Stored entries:
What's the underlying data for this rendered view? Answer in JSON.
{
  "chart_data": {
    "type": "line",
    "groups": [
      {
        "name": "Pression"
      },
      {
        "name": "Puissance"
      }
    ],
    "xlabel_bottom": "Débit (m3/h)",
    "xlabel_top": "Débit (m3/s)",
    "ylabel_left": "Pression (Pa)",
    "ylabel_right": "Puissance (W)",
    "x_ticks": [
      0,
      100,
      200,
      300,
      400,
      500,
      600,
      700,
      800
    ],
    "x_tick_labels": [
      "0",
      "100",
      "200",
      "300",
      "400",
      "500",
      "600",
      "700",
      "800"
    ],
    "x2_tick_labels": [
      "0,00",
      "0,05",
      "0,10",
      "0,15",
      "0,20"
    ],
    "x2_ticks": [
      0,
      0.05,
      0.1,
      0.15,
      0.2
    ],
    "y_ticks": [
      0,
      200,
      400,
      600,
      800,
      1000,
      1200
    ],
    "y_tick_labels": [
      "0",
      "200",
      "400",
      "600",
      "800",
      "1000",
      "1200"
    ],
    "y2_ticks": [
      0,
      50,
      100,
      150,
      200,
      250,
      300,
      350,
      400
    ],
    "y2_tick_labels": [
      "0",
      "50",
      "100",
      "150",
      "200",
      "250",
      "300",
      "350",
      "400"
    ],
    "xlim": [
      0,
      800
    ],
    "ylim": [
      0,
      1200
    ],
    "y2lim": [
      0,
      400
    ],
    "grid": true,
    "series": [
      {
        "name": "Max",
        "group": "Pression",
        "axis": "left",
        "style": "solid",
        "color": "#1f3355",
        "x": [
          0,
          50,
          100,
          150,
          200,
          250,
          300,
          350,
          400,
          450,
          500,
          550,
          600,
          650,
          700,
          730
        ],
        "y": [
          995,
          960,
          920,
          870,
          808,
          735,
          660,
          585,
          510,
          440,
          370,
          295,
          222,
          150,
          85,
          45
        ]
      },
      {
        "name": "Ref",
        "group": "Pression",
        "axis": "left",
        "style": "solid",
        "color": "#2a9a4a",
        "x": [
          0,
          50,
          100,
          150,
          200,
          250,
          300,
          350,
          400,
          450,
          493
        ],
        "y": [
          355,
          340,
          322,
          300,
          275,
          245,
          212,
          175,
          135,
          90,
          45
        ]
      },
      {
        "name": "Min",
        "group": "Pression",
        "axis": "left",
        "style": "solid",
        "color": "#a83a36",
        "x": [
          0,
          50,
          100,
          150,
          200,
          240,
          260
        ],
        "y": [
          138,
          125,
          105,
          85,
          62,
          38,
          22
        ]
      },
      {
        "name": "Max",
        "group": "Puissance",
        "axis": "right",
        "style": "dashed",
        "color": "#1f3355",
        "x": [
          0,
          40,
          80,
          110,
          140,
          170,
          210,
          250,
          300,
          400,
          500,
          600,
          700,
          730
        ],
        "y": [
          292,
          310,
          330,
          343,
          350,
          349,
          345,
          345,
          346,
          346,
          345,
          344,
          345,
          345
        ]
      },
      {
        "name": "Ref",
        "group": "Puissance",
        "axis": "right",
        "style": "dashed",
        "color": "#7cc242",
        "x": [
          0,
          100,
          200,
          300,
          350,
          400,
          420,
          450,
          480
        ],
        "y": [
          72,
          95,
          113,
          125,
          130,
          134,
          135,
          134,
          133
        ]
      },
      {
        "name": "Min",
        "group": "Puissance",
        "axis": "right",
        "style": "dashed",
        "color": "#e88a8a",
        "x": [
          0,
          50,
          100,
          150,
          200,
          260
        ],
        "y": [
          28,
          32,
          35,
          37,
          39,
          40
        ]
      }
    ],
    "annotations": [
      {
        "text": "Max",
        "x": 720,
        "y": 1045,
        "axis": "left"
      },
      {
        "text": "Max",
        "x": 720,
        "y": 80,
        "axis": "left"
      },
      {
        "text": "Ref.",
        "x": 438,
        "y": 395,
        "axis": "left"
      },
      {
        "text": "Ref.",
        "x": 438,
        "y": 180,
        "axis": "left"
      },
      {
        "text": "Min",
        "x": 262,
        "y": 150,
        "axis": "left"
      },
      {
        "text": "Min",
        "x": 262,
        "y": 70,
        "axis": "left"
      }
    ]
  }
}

Given problem:
Print the records once more, exactly as they were given.

Task output:
What's the underlying data for this rendered view? Answer in JSON.
{
  "chart_data": {
    "type": "line",
    "groups": [
      {
        "name": "Pression"
      },
      {
        "name": "Puissance"
      }
    ],
    "xlabel_bottom": "Débit (m3/h)",
    "xlabel_top": "Débit (m3/s)",
    "ylabel_left": "Pression (Pa)",
    "ylabel_right": "Puissance (W)",
    "x_ticks": [
      0,
      100,
      200,
      300,
      400,
      500,
      600,
      700,
      800
    ],
    "x_tick_labels": [
      "0",
      "100",
      "200",
      "300",
      "400",
      "500",
      "600",
      "700",
      "800"
    ],
    "x2_tick_labels": [
      "0,00",
      "0,05",
      "0,10",
      "0,15",
      "0,20"
    ],
    "x2_ticks": [
      0,
      0.05,
      0.1,
      0.15,
      0.2
    ],
    "y_ticks": [
      0,
      200,
      400,
      600,
      800,
      1000,
      1200
    ],
    "y_tick_labels": [
      "0",
      "200",
      "400",
      "600",
      "800",
      "1000",
      "1200"
    ],
    "y2_ticks": [
      0,
      50,
      100,
      150,
      200,
      250,
      300,
      350,
      400
    ],
    "y2_tick_labels": [
      "0",
      "50",
      "100",
      "150",
      "200",
      "250",
      "300",
      "350",
      "400"
    ],
    "xlim": [
      0,
      800
    ],
    "ylim": [
      0,
      1200
    ],
    "y2lim": [
      0,
      400
    ],
    "grid": true,
    "series": [
      {
        "name": "Max",
        "group": "Pression",
        "axis": "left",
        "style": "solid",
        "color": "#1f3355",
        "x": [
          0,
          50,
          100,
          150,
          200,
          250,
          300,
          350,
          400,
          450,
          500,
          550,
          600,
          650,
          700,
          730
        ],
        "y": [
          995,
          960,
          920,
          870,
          808,
          735,
          660,
          585,
          510,
          440,
          370,
          295,
          222,
          150,
          85,
          45
        ]
      },
      {
        "name": "Ref",
        "group": "Pression",
        "axis": "left",
        "style": "solid",
        "color": "#2a9a4a",
        "x": [
          0,
          50,
          100,
          150,
          200,
          250,
          300,
          350,
          400,
          450,
          493
        ],
        "y": [
          355,
          340,
          322,
          300,
          275,
          245,
          212,
          175,
          135,
          90,
          45
        ]
      },
      {
        "name": "Min",
        "group": "Pression",
        "axis": "left",
        "style": "solid",
        "color": "#a83a36",
        "x": [
          0,
          50,
          100,
          150,
          200,
          240,
          260
        ],
        "y": [
          138,
          125,
          105,
          85,
          62,
          38,
          22
        ]
      },
      {
        "name": "Max",
        "group": "Puissance",
        "axis": "right",
        "style": "dashed",
        "color": "#1f3355",
        "x": [
          0,
          40,
          80,
          110,
          140,
          170,
          210,
          250,
          300,
          400,
          500,
          600,
          700,
          730
        ],
        "y": [
          292,
          310,
          330,
          343,
          350,
          349,
          345,
          345,
          346,
          346,
          345,
          344,
          345,
          345
        ]
      },
      {
        "name": "Ref",
        "group": "Puissance",
        "axis": "right",
        "style": "dashed",
        "color": "#7cc242",
        "x": [
          0,
          100,
          200,
          300,
          350,
          400,
          420,
          450,
          480
        ],
        "y": [
          72,
          95,
          113,
          125,
          130,
          134,
          135,
          134,
          133
        ]
      },
      {
        "name": "Min",
        "group": "Puissance",
        "axis": "right",
        "style": "dashed",
        "color": "#e88a8a",
        "x": [
          0,
          50,
          100,
          150,
          200,
          260
        ],
        "y": [
          28,
          32,
          35,
          37,
          39,
          40
        ]
      }
    ],
    "annotations": [
      {
        "text": "Max",
        "x": 720,
        "y": 1045,
        "axis": "left"
      },
      {
        "text": "Max",
        "x": 720,
        "y": 80,
        "axis": "left"
      },
      {
        "text": "Ref.",
        "x": 438,
        "y": 395,
        "axis": "left"
      },
      {
        "text": "Ref.",
        "x": 438,
        "y": 180,
        "axis": "left"
      },
      {
        "text": "Min",
        "x": 262,
        "y": 150,
        "axis": "left"
      },
      {
        "text": "Min",
        "x": 262,
        "y": 70,
        "axis": "left"
      }
    ]
  }
}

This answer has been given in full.